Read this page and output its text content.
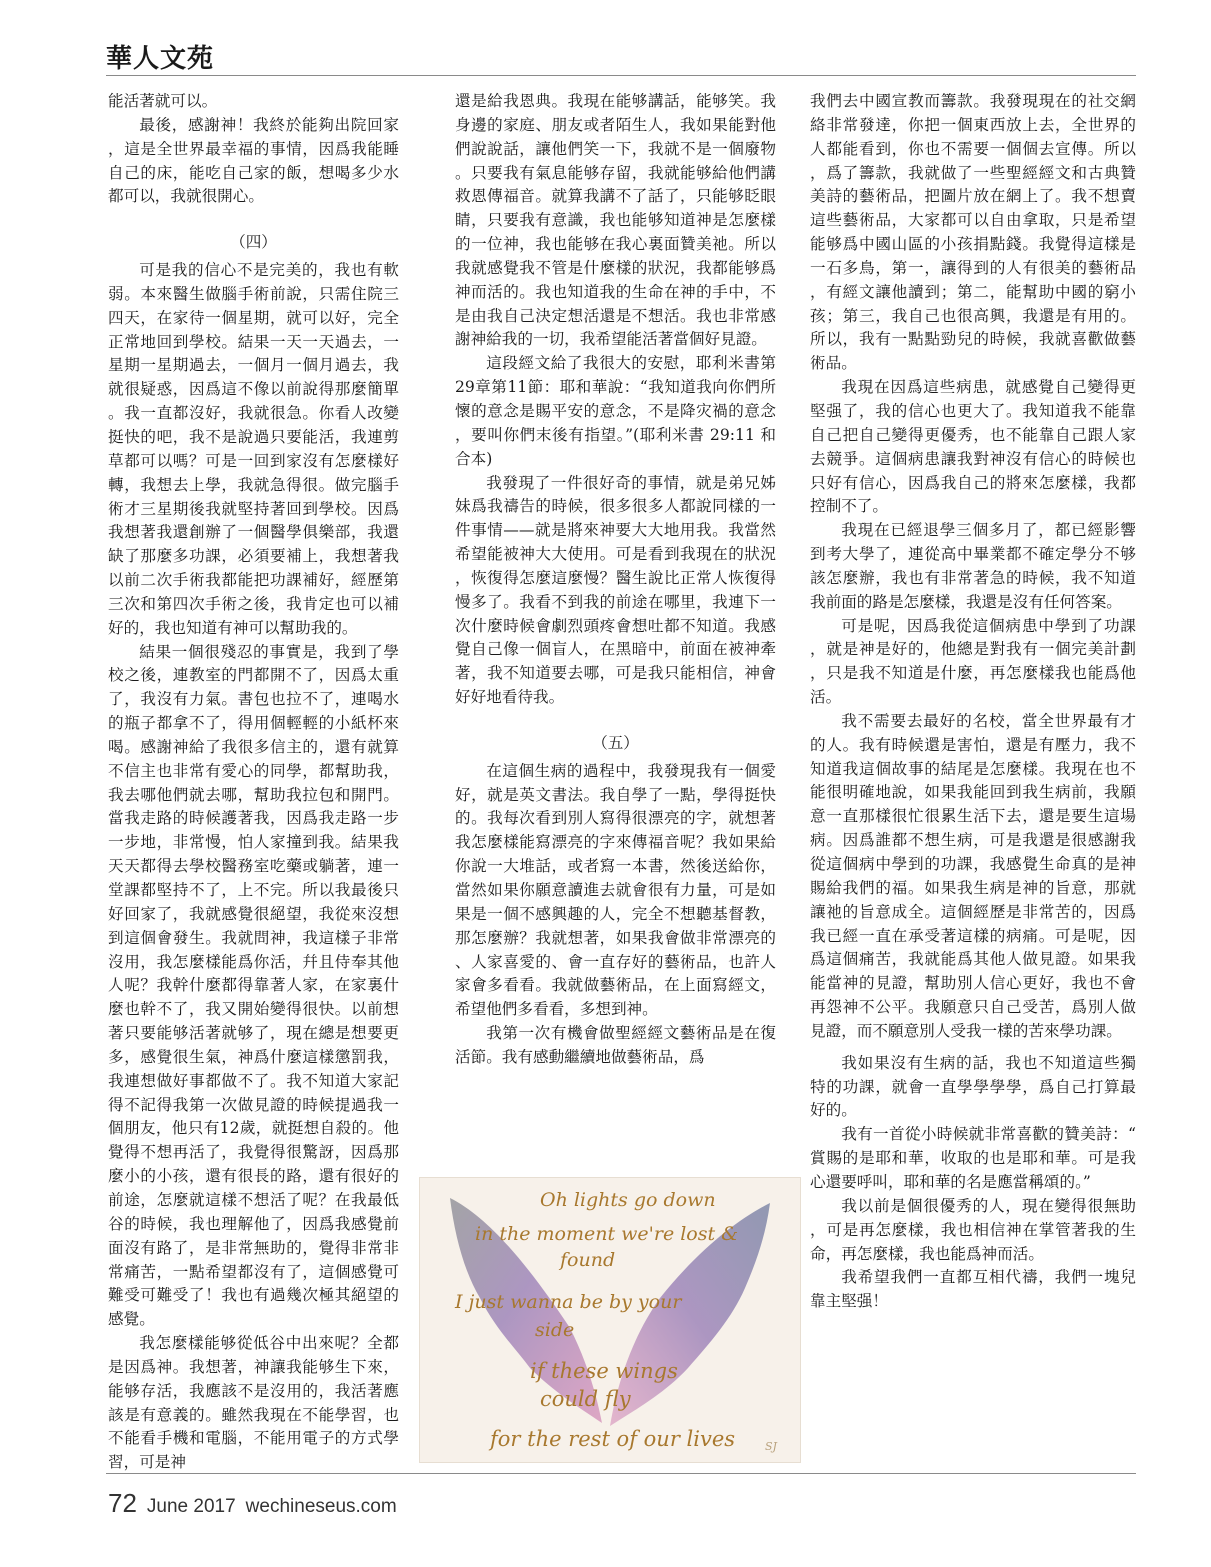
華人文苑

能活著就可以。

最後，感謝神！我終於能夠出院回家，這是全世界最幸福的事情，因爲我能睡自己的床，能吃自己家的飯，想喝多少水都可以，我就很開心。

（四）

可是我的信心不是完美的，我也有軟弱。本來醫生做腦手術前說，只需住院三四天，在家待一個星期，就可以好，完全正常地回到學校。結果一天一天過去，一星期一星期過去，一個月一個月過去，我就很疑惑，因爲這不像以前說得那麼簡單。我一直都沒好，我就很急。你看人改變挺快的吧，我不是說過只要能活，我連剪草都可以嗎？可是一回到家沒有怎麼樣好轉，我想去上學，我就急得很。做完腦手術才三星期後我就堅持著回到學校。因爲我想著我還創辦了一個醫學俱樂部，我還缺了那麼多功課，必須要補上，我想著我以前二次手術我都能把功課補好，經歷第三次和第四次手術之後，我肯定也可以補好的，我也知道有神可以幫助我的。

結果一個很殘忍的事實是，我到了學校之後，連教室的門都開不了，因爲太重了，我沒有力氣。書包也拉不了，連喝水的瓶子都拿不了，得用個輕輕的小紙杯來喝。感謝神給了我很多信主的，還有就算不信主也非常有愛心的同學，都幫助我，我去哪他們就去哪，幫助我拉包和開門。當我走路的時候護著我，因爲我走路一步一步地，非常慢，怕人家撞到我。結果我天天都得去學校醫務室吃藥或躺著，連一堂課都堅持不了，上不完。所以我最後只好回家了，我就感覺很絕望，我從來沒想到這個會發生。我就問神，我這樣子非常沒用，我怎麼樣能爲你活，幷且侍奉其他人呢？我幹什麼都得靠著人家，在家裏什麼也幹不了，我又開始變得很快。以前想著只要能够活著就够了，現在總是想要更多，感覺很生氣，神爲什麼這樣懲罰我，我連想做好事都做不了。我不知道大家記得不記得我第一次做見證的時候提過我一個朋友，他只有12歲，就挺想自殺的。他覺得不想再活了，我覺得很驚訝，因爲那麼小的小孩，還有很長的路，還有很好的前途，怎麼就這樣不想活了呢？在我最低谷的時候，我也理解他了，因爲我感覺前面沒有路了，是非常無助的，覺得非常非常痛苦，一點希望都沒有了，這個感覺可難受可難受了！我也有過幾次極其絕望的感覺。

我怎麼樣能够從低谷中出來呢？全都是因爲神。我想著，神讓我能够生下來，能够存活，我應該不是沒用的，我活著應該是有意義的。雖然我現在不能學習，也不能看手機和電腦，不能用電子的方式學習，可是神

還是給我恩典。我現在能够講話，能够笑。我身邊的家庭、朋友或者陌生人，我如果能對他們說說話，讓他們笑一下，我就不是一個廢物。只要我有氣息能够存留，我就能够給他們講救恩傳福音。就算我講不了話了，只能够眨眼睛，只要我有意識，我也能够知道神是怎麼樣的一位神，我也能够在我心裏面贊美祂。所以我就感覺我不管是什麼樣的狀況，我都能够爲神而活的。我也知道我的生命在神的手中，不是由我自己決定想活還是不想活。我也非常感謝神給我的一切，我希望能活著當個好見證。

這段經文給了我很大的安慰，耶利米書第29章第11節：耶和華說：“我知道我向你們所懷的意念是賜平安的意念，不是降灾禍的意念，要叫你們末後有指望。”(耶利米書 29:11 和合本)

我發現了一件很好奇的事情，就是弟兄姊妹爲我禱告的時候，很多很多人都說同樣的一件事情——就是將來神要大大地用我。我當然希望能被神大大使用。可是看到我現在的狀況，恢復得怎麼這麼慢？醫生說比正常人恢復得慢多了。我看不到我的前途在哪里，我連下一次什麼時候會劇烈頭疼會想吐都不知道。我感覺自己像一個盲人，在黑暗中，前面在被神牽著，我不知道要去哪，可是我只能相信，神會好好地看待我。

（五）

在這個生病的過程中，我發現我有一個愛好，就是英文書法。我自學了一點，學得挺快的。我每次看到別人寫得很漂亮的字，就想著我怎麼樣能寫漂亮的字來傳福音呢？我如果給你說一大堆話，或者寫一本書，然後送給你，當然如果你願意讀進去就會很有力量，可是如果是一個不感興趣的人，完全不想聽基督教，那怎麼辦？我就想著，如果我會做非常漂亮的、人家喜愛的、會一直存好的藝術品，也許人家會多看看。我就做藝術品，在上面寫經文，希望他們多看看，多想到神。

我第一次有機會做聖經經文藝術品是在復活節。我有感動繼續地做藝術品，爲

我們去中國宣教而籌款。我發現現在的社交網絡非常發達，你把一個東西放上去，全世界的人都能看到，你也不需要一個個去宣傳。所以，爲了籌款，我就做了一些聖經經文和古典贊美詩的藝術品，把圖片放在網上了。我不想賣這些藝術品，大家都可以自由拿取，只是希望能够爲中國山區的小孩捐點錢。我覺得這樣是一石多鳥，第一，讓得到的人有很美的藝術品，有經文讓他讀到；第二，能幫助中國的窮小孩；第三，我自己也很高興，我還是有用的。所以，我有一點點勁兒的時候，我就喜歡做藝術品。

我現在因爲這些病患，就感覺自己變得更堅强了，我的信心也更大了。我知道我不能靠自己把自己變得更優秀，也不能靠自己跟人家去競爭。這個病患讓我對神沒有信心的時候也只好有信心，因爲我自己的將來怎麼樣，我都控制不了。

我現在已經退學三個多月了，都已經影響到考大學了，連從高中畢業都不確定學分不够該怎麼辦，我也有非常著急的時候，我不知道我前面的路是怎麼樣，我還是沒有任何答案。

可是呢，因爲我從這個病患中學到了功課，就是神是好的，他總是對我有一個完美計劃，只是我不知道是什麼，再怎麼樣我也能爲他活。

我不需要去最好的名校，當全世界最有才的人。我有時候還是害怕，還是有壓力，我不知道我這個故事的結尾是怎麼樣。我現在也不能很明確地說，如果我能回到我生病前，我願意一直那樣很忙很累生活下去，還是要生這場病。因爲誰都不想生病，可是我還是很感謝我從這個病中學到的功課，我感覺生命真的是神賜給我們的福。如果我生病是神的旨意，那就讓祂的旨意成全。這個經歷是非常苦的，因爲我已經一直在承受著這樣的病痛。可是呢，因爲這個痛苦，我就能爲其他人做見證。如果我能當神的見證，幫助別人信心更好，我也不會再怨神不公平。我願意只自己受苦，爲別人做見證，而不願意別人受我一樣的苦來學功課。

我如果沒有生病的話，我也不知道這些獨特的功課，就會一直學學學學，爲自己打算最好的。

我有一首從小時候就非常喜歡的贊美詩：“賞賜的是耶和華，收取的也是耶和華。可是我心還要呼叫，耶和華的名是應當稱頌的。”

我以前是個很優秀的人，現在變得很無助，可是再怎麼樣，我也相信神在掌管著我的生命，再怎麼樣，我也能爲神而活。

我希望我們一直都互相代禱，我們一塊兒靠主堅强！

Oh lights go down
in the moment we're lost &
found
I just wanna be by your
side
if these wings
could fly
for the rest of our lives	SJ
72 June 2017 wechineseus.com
+ + + +
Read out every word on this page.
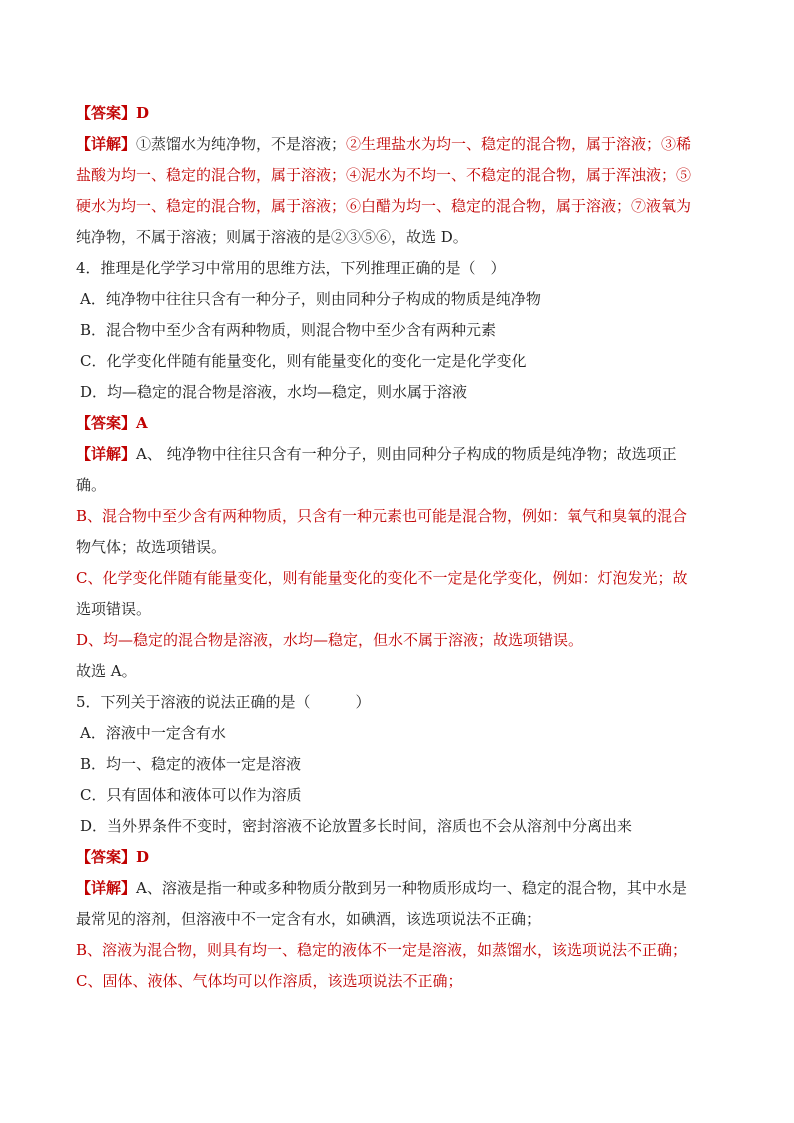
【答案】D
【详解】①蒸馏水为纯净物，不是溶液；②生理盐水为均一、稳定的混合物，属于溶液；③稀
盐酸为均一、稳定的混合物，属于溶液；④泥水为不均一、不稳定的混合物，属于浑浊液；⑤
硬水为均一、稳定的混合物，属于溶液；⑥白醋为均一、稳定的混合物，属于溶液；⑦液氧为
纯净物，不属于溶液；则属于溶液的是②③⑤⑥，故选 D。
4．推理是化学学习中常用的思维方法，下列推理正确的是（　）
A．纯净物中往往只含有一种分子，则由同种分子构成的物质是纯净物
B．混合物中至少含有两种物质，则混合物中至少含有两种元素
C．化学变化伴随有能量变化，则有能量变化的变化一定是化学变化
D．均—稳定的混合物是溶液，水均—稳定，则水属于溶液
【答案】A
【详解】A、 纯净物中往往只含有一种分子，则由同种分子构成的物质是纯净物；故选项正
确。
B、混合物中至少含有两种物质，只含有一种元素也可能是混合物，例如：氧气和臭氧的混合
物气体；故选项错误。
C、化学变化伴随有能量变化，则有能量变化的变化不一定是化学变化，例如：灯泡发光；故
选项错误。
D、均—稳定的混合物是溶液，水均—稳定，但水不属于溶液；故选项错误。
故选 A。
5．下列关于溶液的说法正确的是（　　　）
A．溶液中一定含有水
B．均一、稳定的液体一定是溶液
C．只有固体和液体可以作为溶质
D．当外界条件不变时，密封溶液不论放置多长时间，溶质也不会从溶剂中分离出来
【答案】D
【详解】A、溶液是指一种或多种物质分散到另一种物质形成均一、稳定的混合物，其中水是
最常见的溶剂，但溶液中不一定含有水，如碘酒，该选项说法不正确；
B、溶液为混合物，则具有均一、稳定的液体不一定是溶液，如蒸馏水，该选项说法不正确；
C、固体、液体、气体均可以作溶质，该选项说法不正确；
+ + + +
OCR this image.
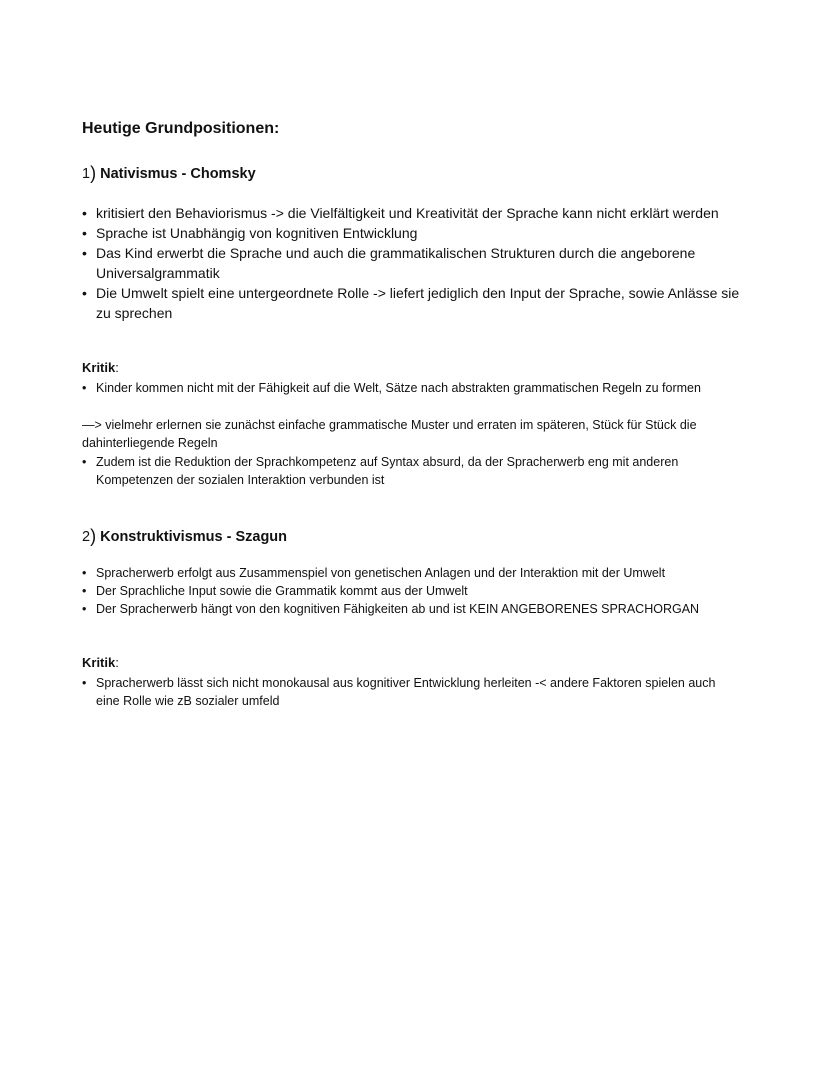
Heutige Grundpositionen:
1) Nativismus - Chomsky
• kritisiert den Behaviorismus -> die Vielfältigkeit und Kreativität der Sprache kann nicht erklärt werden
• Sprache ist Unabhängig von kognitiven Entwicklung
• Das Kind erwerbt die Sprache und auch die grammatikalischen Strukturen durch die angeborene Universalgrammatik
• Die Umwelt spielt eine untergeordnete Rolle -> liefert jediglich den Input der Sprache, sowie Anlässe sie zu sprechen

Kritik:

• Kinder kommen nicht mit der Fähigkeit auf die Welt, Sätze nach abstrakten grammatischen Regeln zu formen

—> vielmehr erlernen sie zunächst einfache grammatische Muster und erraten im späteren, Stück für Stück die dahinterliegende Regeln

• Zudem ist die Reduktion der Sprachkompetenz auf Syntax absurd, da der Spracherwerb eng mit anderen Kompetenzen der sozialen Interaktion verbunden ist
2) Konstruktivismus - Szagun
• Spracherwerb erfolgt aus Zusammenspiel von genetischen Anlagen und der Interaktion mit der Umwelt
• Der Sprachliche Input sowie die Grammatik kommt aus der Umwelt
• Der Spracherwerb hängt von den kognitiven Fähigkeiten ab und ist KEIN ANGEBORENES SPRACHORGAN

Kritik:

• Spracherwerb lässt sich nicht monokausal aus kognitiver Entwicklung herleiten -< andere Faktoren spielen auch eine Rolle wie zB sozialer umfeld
+ + + +
== Stated goal ==
How many lines in these entries contain the string "auch"? State the number and nothing more.

== Answer to the problem ==
2